>> START Entries supplied
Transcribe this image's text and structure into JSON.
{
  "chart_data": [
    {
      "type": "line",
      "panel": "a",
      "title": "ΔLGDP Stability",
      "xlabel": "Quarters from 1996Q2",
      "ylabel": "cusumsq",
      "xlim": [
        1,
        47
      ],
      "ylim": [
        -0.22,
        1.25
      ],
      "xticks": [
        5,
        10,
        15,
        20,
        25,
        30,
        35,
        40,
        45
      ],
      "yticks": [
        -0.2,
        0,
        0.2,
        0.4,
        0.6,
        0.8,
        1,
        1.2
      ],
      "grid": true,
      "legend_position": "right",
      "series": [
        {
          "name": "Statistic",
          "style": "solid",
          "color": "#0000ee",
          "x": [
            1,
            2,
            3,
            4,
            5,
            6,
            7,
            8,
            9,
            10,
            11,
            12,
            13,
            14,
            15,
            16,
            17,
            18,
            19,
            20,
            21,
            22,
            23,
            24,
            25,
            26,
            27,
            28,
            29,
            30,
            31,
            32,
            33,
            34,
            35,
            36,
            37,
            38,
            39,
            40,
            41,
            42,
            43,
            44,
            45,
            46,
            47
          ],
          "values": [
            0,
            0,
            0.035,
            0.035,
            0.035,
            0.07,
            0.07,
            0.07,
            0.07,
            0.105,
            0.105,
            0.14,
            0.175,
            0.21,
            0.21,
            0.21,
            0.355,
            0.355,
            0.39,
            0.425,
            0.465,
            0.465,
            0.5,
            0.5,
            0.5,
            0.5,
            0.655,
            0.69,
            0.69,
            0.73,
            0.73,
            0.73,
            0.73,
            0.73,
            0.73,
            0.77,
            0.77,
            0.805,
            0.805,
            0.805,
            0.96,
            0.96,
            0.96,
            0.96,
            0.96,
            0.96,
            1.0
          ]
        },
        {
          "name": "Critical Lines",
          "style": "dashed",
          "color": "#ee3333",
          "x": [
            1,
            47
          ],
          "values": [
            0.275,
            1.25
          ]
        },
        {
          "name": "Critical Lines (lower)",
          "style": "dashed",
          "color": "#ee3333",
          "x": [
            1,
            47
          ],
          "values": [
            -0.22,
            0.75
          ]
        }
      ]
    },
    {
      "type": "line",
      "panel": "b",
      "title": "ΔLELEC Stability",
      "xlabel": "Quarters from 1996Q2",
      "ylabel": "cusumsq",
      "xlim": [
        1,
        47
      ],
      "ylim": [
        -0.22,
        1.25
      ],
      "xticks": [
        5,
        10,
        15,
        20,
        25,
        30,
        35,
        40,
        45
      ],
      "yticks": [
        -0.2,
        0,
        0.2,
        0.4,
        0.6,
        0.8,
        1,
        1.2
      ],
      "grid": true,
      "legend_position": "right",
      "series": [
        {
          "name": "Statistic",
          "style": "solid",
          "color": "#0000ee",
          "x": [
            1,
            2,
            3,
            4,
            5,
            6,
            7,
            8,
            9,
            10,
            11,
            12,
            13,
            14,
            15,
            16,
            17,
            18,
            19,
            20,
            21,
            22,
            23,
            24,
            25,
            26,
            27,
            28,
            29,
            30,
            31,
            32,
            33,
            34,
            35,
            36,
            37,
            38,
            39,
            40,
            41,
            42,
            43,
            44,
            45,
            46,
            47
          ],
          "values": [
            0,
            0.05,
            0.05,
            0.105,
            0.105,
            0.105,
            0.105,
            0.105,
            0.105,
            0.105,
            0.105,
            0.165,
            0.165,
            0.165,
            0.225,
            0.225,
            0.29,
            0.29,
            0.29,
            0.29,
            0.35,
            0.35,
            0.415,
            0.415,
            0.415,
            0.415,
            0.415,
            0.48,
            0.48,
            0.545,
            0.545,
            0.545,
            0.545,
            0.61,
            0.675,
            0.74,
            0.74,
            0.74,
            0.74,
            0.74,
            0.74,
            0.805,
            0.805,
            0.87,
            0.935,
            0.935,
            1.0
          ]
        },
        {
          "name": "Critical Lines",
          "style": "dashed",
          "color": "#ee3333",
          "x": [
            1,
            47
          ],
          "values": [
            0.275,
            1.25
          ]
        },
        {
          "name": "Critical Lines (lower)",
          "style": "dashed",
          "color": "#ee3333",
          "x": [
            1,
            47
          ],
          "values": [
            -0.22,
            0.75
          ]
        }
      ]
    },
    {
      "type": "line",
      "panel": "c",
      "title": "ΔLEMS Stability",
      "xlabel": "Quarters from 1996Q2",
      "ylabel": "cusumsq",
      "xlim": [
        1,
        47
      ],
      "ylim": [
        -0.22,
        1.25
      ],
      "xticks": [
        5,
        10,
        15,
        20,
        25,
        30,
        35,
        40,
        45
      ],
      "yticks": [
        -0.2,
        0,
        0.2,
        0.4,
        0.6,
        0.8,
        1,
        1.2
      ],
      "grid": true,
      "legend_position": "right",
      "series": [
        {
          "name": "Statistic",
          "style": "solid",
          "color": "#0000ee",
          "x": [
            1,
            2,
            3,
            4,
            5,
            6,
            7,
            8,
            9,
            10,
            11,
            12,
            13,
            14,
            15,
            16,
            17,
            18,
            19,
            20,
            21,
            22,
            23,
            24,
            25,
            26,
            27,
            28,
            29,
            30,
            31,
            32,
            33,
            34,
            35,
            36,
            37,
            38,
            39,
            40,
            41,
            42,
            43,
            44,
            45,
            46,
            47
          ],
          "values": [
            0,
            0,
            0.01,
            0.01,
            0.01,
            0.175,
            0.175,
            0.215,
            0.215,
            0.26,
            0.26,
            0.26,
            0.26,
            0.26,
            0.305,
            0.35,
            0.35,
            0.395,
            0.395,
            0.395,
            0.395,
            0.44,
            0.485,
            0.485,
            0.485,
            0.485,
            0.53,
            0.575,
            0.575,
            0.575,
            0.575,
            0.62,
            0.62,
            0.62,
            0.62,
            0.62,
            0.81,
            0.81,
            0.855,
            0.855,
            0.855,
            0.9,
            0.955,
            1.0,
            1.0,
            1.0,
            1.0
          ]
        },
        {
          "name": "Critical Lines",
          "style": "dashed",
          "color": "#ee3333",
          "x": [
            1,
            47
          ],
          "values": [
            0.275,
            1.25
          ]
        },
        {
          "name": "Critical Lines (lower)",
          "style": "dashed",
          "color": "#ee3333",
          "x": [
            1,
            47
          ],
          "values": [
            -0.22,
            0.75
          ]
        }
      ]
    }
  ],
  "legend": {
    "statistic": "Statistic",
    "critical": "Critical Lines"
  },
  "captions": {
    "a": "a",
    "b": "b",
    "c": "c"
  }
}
>> END Entries supplied
> **Instruction**
Retype all of the entries precisely as they are.

> **Answer**
Transcribe this image's text and structure into JSON.
{
  "chart_data": [
    {
      "type": "line",
      "panel": "a",
      "title": "ΔLGDP Stability",
      "xlabel": "Quarters from 1996Q2",
      "ylabel": "cusumsq",
      "xlim": [
        1,
        47
      ],
      "ylim": [
        -0.22,
        1.25
      ],
      "xticks": [
        5,
        10,
        15,
        20,
        25,
        30,
        35,
        40,
        45
      ],
      "yticks": [
        -0.2,
        0,
        0.2,
        0.4,
        0.6,
        0.8,
        1,
        1.2
      ],
      "grid": true,
      "legend_position": "right",
      "series": [
        {
          "name": "Statistic",
          "style": "solid",
          "color": "#0000ee",
          "x": [
            1,
            2,
            3,
            4,
            5,
            6,
            7,
            8,
            9,
            10,
            11,
            12,
            13,
            14,
            15,
            16,
            17,
            18,
            19,
            20,
            21,
            22,
            23,
            24,
            25,
            26,
            27,
            28,
            29,
            30,
            31,
            32,
            33,
            34,
            35,
            36,
            37,
            38,
            39,
            40,
            41,
            42,
            43,
            44,
            45,
            46,
            47
          ],
          "values": [
            0,
            0,
            0.035,
            0.035,
            0.035,
            0.07,
            0.07,
            0.07,
            0.07,
            0.105,
            0.105,
            0.14,
            0.175,
            0.21,
            0.21,
            0.21,
            0.355,
            0.355,
            0.39,
            0.425,
            0.465,
            0.465,
            0.5,
            0.5,
            0.5,
            0.5,
            0.655,
            0.69,
            0.69,
            0.73,
            0.73,
            0.73,
            0.73,
            0.73,
            0.73,
            0.77,
            0.77,
            0.805,
            0.805,
            0.805,
            0.96,
            0.96,
            0.96,
            0.96,
            0.96,
            0.96,
            1.0
          ]
        },
        {
          "name": "Critical Lines",
          "style": "dashed",
          "color": "#ee3333",
          "x": [
            1,
            47
          ],
          "values": [
            0.275,
            1.25
          ]
        },
        {
          "name": "Critical Lines (lower)",
          "style": "dashed",
          "color": "#ee3333",
          "x": [
            1,
            47
          ],
          "values": [
            -0.22,
            0.75
          ]
        }
      ]
    },
    {
      "type": "line",
      "panel": "b",
      "title": "ΔLELEC Stability",
      "xlabel": "Quarters from 1996Q2",
      "ylabel": "cusumsq",
      "xlim": [
        1,
        47
      ],
      "ylim": [
        -0.22,
        1.25
      ],
      "xticks": [
        5,
        10,
        15,
        20,
        25,
        30,
        35,
        40,
        45
      ],
      "yticks": [
        -0.2,
        0,
        0.2,
        0.4,
        0.6,
        0.8,
        1,
        1.2
      ],
      "grid": true,
      "legend_position": "right",
      "series": [
        {
          "name": "Statistic",
          "style": "solid",
          "color": "#0000ee",
          "x": [
            1,
            2,
            3,
            4,
            5,
            6,
            7,
            8,
            9,
            10,
            11,
            12,
            13,
            14,
            15,
            16,
            17,
            18,
            19,
            20,
            21,
            22,
            23,
            24,
            25,
            26,
            27,
            28,
            29,
            30,
            31,
            32,
            33,
            34,
            35,
            36,
            37,
            38,
            39,
            40,
            41,
            42,
            43,
            44,
            45,
            46,
            47
          ],
          "values": [
            0,
            0.05,
            0.05,
            0.105,
            0.105,
            0.105,
            0.105,
            0.105,
            0.105,
            0.105,
            0.105,
            0.165,
            0.165,
            0.165,
            0.225,
            0.225,
            0.29,
            0.29,
            0.29,
            0.29,
            0.35,
            0.35,
            0.415,
            0.415,
            0.415,
            0.415,
            0.415,
            0.48,
            0.48,
            0.545,
            0.545,
            0.545,
            0.545,
            0.61,
            0.675,
            0.74,
            0.74,
            0.74,
            0.74,
            0.74,
            0.74,
            0.805,
            0.805,
            0.87,
            0.935,
            0.935,
            1.0
          ]
        },
        {
          "name": "Critical Lines",
          "style": "dashed",
          "color": "#ee3333",
          "x": [
            1,
            47
          ],
          "values": [
            0.275,
            1.25
          ]
        },
        {
          "name": "Critical Lines (lower)",
          "style": "dashed",
          "color": "#ee3333",
          "x": [
            1,
            47
          ],
          "values": [
            -0.22,
            0.75
          ]
        }
      ]
    },
    {
      "type": "line",
      "panel": "c",
      "title": "ΔLEMS Stability",
      "xlabel": "Quarters from 1996Q2",
      "ylabel": "cusumsq",
      "xlim": [
        1,
        47
      ],
      "ylim": [
        -0.22,
        1.25
      ],
      "xticks": [
        5,
        10,
        15,
        20,
        25,
        30,
        35,
        40,
        45
      ],
      "yticks": [
        -0.2,
        0,
        0.2,
        0.4,
        0.6,
        0.8,
        1,
        1.2
      ],
      "grid": true,
      "legend_position": "right",
      "series": [
        {
          "name": "Statistic",
          "style": "solid",
          "color": "#0000ee",
          "x": [
            1,
            2,
            3,
            4,
            5,
            6,
            7,
            8,
            9,
            10,
            11,
            12,
            13,
            14,
            15,
            16,
            17,
            18,
            19,
            20,
            21,
            22,
            23,
            24,
            25,
            26,
            27,
            28,
            29,
            30,
            31,
            32,
            33,
            34,
            35,
            36,
            37,
            38,
            39,
            40,
            41,
            42,
            43,
            44,
            45,
            46,
            47
          ],
          "values": [
            0,
            0,
            0.01,
            0.01,
            0.01,
            0.175,
            0.175,
            0.215,
            0.215,
            0.26,
            0.26,
            0.26,
            0.26,
            0.26,
            0.305,
            0.35,
            0.35,
            0.395,
            0.395,
            0.395,
            0.395,
            0.44,
            0.485,
            0.485,
            0.485,
            0.485,
            0.53,
            0.575,
            0.575,
            0.575,
            0.575,
            0.62,
            0.62,
            0.62,
            0.62,
            0.62,
            0.81,
            0.81,
            0.855,
            0.855,
            0.855,
            0.9,
            0.955,
            1.0,
            1.0,
            1.0,
            1.0
          ]
        },
        {
          "name": "Critical Lines",
          "style": "dashed",
          "color": "#ee3333",
          "x": [
            1,
            47
          ],
          "values": [
            0.275,
            1.25
          ]
        },
        {
          "name": "Critical Lines (lower)",
          "style": "dashed",
          "color": "#ee3333",
          "x": [
            1,
            47
          ],
          "values": [
            -0.22,
            0.75
          ]
        }
      ]
    }
  ],
  "legend": {
    "statistic": "Statistic",
    "critical": "Critical Lines"
  },
  "captions": {
    "a": "a",
    "b": "b",
    "c": "c"
  }
}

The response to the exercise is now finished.